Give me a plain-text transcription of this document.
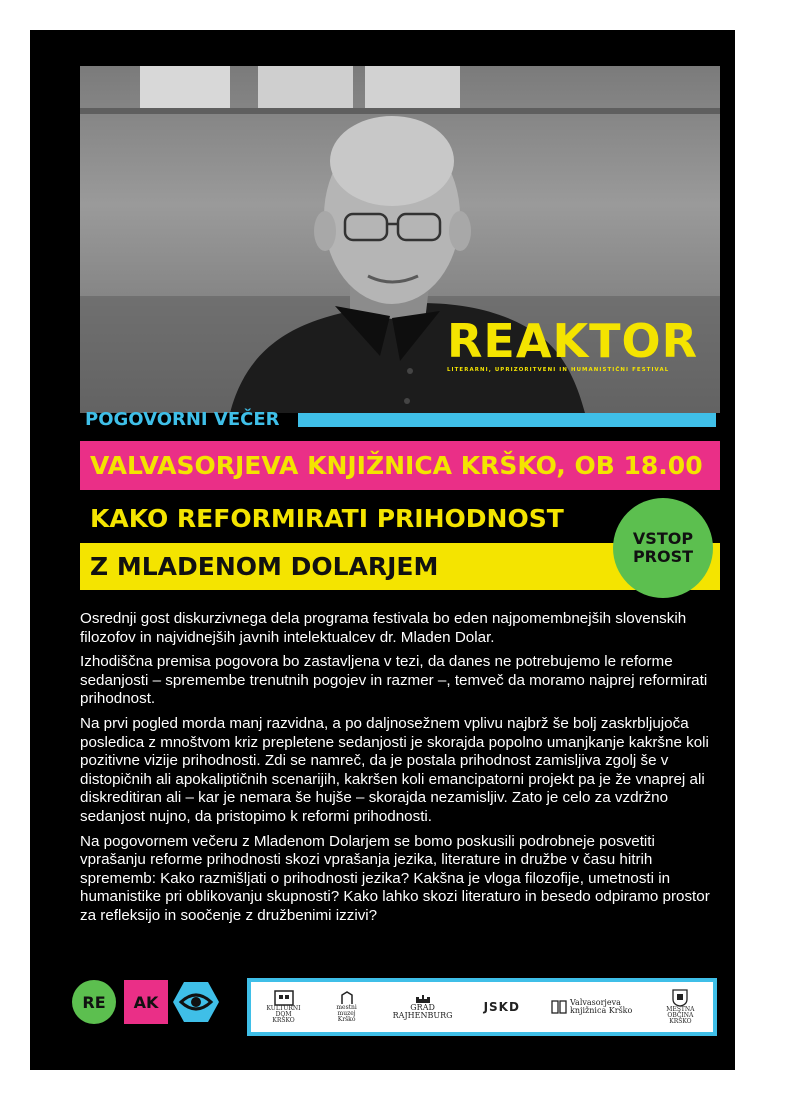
REAKTOR
LITERARNI, UPRIZORITVENI IN HUMANISTIČNI FESTIVAL
POGOVORNI VEČER
VALVASORJEVA KNJIŽNICA KRŠKO, OB 18.00
KAKO REFORMIRATI PRIHODNOST
Z MLADENOM DOLARJEM
VSTOP
PROST

Osrednji gost diskurzivnega dela programa festivala bo eden najpomembnejših slovenskih filozofov in najvidnejših javnih intelektualcev dr. Mladen Dolar.

Izhodiščna premisa pogovora bo zastavljena v tezi, da danes ne potrebujemo le reforme sedanjosti – spremembe trenutnih pogojev in razmer –, temveč da moramo najprej reformirati prihodnost.

Na prvi pogled morda manj razvidna, a po daljnosežnem vplivu najbrž še bolj zaskrbljujoča posledica z mnoštvom kriz prepletene sedanjosti je skorajda popolno umanjkanje kakršne koli pozitivne vizije prihodnosti. Zdi se namreč, da je postala prihodnost zamisljiva zgolj še v distopičnih ali apokaliptičnih scenarijih, kakršen koli emancipatorni projekt pa je že vnaprej ali diskreditiran ali – kar je nemara še hujše – skorajda nezamisljiv. Zato je celo za vzdržno sedanjost nujno, da pristopimo k reformi prihodnosti.

Na pogovornem večeru z Mladenom Dolarjem se bomo poskusili podrobneje posvetiti vprašanju reforme prihodnosti skozi vprašanja jezika, literature in družbe v času hitrih sprememb: Kako razmišljati o prihodnosti jezika? Kakšna je vloga filozofije, umetnosti in humanistike pri oblikovanju skupnosti? Kako lahko skozi literaturo in besedo odpiramo prostor za refleksijo in soočenje z družbenimi izzivi?

RE AK	KULTURNI DOM KRŠKO
mestni muzej Krško
GRAD
RAJHENBURG
JSKD	Valvasorjeva
knjižnica Krško	MESTNA OBČINA KRŠKO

## What is being asked:
Copy everything in the records above except the pictures, exactly as written.

## Answer:
Give me a plain-text transcription of this document.
REAKTOR
LITERARNI, UPRIZORITVENI IN HUMANISTIČNI FESTIVAL
POGOVORNI VEČER
VALVASORJEVA KNJIŽNICA KRŠKO, OB 18.00
KAKO REFORMIRATI PRIHODNOST
Z MLADENOM DOLARJEM
VSTOP
PROST

Osrednji gost diskurzivnega dela programa festivala bo eden najpomembnejših slovenskih filozofov in najvidnejših javnih intelektualcev dr. Mladen Dolar.

Izhodiščna premisa pogovora bo zastavljena v tezi, da danes ne potrebujemo le reforme sedanjosti – spremembe trenutnih pogojev in razmer –, temveč da moramo najprej reformirati prihodnost.

Na prvi pogled morda manj razvidna, a po daljnosežnem vplivu najbrž še bolj zaskrbljujoča posledica z mnoštvom kriz prepletene sedanjosti je skorajda popolno umanjkanje kakršne koli pozitivne vizije prihodnosti. Zdi se namreč, da je postala prihodnost zamisljiva zgolj še v distopičnih ali apokaliptičnih scenarijih, kakršen koli emancipatorni projekt pa je že vnaprej ali diskreditiran ali – kar je nemara še hujše – skorajda nezamisljiv. Zato je celo za vzdržno sedanjost nujno, da pristopimo k reformi prihodnosti.

Na pogovornem večeru z Mladenom Dolarjem se bomo poskusili podrobneje posvetiti vprašanju reforme prihodnosti skozi vprašanja jezika, literature in družbe v času hitrih sprememb: Kako razmišljati o prihodnosti jezika? Kakšna je vloga filozofije, umetnosti in humanistike pri oblikovanju skupnosti? Kako lahko skozi literaturo in besedo odpiramo prostor za refleksijo in soočenje z družbenimi izzivi?

RE AK	KULTURNI DOM KRŠKO
mestni muzej Krško
GRAD
RAJHENBURG
JSKD	Valvasorjeva
knjižnica Krško	MESTNA OBČINA KRŠKO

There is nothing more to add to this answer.